* [Directive] Read the records below. Copy each line where the string "Untitled" occurs.

Dataset records:
■ ■ ■ ■ ■ ■ ■
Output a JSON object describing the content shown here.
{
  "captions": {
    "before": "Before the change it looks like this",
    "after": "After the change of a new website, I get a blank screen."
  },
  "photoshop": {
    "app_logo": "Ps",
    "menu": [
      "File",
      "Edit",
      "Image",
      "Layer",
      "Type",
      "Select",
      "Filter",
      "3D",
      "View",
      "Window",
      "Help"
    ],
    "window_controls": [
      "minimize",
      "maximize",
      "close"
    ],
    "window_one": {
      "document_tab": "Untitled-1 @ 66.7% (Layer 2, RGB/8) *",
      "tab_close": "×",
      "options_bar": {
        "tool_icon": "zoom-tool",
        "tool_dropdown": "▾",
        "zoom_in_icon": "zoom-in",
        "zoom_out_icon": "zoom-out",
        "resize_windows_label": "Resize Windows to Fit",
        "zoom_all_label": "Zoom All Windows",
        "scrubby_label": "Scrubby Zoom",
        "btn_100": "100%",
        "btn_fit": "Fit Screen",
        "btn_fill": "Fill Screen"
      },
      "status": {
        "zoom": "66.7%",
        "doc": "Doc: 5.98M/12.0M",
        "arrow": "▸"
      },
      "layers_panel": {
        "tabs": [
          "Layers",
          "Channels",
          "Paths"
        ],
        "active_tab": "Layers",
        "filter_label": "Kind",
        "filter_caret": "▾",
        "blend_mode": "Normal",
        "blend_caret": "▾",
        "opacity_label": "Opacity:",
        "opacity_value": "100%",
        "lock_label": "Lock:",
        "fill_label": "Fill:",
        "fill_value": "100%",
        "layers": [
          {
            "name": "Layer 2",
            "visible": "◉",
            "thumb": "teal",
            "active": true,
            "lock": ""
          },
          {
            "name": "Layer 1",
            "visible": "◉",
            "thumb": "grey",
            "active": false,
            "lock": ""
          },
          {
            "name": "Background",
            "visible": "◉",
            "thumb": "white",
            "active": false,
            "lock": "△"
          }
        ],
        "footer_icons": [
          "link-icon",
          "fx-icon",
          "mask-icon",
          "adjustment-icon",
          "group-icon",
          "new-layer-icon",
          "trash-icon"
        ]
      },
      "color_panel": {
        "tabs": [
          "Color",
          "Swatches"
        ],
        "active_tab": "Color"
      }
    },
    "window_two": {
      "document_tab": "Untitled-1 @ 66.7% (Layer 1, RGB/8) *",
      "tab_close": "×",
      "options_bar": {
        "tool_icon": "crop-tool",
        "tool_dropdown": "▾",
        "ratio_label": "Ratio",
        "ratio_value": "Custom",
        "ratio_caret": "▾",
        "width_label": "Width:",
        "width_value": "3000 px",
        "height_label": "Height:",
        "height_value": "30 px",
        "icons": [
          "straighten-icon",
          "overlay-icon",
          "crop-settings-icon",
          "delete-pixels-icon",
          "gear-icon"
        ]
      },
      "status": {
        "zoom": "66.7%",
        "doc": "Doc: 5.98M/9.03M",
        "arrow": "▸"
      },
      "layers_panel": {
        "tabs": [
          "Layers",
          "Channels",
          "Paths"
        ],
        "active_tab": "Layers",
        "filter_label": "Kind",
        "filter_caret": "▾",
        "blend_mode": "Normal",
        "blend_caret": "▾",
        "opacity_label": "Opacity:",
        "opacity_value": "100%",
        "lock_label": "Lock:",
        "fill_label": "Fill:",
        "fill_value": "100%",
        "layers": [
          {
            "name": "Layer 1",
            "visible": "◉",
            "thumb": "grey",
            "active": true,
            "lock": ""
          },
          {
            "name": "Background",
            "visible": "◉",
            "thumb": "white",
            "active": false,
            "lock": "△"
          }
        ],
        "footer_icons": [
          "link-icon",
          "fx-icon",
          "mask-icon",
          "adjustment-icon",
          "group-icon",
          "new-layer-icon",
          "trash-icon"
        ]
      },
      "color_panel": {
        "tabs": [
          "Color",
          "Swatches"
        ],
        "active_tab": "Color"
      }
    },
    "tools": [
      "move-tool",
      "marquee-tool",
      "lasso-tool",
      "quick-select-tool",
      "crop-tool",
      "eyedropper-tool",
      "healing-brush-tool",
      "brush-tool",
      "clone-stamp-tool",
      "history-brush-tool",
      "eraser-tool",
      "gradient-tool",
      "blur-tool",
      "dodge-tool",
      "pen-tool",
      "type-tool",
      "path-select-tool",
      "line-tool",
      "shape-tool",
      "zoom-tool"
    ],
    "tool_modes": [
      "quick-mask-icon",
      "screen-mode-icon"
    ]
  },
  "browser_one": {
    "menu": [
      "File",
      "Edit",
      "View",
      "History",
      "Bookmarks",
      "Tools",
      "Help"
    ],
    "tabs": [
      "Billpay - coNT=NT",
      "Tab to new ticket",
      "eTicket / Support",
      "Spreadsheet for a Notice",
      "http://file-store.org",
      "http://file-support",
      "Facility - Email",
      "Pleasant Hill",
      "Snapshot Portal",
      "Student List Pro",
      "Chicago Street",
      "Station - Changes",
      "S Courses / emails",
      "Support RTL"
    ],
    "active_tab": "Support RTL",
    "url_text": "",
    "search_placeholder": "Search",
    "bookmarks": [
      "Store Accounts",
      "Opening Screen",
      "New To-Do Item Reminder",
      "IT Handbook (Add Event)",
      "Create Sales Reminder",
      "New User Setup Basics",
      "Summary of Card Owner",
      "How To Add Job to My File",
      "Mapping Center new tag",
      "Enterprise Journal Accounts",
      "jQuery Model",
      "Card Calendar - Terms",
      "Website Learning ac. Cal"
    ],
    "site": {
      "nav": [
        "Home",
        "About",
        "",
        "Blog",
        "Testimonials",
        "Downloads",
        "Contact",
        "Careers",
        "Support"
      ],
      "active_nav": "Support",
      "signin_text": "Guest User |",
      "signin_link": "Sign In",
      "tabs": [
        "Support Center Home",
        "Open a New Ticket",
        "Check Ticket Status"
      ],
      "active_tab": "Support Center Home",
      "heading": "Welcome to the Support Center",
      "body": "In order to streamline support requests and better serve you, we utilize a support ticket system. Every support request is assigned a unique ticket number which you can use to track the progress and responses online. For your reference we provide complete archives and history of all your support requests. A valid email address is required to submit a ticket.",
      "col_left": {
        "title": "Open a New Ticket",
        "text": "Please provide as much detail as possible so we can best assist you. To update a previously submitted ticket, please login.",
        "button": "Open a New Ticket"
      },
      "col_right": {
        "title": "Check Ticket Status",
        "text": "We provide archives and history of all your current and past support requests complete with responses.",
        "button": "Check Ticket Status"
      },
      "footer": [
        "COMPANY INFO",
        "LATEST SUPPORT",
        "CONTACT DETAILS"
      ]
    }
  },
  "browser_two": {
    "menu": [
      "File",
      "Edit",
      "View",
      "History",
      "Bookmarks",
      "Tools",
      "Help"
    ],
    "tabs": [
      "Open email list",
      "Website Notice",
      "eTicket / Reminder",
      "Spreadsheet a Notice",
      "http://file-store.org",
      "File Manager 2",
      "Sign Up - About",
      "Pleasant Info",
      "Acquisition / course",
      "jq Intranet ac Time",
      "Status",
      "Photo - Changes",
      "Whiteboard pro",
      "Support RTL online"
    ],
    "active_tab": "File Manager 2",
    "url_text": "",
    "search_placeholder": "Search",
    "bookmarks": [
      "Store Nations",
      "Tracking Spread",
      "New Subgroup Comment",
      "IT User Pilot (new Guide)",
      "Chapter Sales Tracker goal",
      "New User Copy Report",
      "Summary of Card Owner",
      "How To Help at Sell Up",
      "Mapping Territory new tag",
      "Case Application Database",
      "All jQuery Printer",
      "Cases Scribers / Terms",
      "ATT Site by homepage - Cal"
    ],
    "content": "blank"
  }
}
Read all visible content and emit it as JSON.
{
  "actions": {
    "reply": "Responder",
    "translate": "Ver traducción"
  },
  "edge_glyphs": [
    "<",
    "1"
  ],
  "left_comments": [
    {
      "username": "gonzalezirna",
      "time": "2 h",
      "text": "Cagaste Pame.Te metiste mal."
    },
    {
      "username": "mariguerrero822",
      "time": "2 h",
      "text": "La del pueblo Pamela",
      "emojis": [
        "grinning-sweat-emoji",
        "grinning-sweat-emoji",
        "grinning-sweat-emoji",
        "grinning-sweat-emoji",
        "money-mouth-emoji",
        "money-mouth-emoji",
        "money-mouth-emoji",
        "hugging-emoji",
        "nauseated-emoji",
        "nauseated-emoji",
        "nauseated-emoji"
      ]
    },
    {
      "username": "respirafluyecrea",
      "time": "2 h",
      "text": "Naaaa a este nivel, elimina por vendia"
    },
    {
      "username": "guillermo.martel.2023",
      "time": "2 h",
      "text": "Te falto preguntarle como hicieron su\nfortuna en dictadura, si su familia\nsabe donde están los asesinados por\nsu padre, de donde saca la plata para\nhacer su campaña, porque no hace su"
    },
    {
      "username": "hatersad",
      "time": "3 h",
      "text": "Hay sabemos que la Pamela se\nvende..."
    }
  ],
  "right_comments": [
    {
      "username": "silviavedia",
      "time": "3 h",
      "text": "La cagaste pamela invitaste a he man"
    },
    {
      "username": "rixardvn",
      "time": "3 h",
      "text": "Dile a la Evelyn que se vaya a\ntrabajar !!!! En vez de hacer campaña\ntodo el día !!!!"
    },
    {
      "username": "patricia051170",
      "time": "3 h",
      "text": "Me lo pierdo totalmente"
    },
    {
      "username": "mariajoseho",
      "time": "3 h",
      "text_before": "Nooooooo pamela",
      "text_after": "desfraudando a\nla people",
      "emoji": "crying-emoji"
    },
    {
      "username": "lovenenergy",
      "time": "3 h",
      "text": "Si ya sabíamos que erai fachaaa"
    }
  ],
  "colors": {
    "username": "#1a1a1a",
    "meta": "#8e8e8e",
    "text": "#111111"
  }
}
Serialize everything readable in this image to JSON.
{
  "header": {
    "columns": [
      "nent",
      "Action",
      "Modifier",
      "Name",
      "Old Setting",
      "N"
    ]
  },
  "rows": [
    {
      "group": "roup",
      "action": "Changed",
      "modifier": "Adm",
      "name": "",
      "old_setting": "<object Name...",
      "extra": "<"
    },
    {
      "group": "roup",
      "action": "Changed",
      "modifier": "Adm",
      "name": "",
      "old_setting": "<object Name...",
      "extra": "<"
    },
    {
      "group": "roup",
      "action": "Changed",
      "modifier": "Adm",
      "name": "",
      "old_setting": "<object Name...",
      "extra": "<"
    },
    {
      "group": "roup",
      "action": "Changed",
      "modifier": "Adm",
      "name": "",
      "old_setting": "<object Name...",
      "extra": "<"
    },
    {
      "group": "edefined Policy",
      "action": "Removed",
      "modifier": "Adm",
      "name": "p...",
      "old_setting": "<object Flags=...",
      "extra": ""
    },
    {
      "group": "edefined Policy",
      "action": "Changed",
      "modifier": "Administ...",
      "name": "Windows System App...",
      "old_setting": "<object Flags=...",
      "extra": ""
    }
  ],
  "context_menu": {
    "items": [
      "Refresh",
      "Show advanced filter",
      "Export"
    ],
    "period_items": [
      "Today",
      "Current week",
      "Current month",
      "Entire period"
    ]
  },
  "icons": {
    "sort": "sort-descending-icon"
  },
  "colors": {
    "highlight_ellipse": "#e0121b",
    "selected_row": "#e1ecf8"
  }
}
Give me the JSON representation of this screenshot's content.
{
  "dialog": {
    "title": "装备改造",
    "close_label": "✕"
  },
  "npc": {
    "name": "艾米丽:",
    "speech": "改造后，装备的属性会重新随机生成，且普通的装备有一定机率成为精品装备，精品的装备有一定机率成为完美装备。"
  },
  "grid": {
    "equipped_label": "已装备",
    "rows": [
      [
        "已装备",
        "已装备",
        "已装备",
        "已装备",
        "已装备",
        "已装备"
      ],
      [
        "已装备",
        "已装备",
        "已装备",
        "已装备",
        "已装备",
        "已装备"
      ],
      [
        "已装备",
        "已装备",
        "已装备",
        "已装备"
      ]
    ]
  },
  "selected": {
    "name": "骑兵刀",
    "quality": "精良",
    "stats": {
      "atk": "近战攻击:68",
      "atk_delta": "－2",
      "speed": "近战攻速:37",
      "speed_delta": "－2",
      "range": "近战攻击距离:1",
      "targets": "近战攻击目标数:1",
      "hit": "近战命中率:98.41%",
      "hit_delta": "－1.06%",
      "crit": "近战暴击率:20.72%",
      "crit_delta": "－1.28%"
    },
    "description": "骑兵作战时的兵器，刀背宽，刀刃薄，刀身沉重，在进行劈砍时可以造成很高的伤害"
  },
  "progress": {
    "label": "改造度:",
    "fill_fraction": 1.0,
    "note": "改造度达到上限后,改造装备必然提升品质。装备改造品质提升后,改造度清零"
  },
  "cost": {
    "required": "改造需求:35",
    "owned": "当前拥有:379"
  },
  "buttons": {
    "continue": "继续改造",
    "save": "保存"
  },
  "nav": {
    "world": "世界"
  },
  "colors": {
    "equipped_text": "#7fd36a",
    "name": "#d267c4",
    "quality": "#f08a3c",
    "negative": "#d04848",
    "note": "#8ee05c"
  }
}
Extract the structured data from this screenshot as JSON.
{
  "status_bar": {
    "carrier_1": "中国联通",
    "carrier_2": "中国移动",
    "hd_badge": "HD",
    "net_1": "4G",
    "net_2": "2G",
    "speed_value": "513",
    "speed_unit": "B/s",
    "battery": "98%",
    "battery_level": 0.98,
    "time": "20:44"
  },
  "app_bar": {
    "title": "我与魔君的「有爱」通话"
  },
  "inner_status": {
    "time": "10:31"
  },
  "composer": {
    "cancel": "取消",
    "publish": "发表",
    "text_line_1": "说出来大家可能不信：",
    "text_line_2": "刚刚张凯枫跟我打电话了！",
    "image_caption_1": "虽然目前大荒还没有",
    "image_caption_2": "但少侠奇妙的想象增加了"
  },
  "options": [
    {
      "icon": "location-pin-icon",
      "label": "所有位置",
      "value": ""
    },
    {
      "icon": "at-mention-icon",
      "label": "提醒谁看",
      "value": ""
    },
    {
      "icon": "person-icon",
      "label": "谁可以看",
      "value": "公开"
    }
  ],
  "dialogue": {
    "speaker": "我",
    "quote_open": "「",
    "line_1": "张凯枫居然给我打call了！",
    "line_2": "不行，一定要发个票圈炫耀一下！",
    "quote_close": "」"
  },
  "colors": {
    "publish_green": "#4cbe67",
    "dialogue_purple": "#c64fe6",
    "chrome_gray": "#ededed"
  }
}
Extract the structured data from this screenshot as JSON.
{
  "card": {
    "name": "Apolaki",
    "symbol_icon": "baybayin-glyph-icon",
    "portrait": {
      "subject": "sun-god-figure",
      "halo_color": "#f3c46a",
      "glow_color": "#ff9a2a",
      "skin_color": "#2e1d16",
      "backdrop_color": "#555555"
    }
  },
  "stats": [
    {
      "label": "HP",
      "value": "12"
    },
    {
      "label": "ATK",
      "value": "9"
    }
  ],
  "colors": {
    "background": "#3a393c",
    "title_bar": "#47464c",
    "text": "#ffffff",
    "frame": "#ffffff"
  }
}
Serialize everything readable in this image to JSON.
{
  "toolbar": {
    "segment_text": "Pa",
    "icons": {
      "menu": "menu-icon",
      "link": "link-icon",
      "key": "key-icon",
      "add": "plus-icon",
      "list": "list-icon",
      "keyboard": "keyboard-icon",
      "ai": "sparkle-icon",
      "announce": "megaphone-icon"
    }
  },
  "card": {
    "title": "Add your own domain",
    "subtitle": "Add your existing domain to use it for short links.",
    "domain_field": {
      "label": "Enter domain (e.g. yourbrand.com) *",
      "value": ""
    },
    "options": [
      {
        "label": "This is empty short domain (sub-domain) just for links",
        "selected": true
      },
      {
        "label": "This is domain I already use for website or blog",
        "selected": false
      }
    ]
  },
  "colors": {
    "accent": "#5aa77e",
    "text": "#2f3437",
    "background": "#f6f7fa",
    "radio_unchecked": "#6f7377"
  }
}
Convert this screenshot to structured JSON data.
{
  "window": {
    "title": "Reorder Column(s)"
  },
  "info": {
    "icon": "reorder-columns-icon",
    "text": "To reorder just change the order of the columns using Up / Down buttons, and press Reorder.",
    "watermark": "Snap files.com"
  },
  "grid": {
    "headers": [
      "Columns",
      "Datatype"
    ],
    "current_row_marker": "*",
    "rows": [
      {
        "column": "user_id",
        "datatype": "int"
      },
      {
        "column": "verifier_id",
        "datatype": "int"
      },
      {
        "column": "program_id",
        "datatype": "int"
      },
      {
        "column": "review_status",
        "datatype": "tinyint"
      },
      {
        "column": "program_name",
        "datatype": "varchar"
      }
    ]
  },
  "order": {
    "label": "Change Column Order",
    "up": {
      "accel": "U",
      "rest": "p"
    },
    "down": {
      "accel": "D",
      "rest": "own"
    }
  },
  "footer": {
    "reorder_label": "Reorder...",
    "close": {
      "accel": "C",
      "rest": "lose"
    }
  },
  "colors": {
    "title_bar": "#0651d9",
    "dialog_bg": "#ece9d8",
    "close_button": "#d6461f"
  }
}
■ ■ ■ ■ ■ ■ ■
* [Answer for this exercise]
      "document_tab": "Untitled-1 @ 66.7% (Layer 2, RGB/8) *",
      "document_tab": "Untitled-1 @ 66.7% (Layer 1, RGB/8) *",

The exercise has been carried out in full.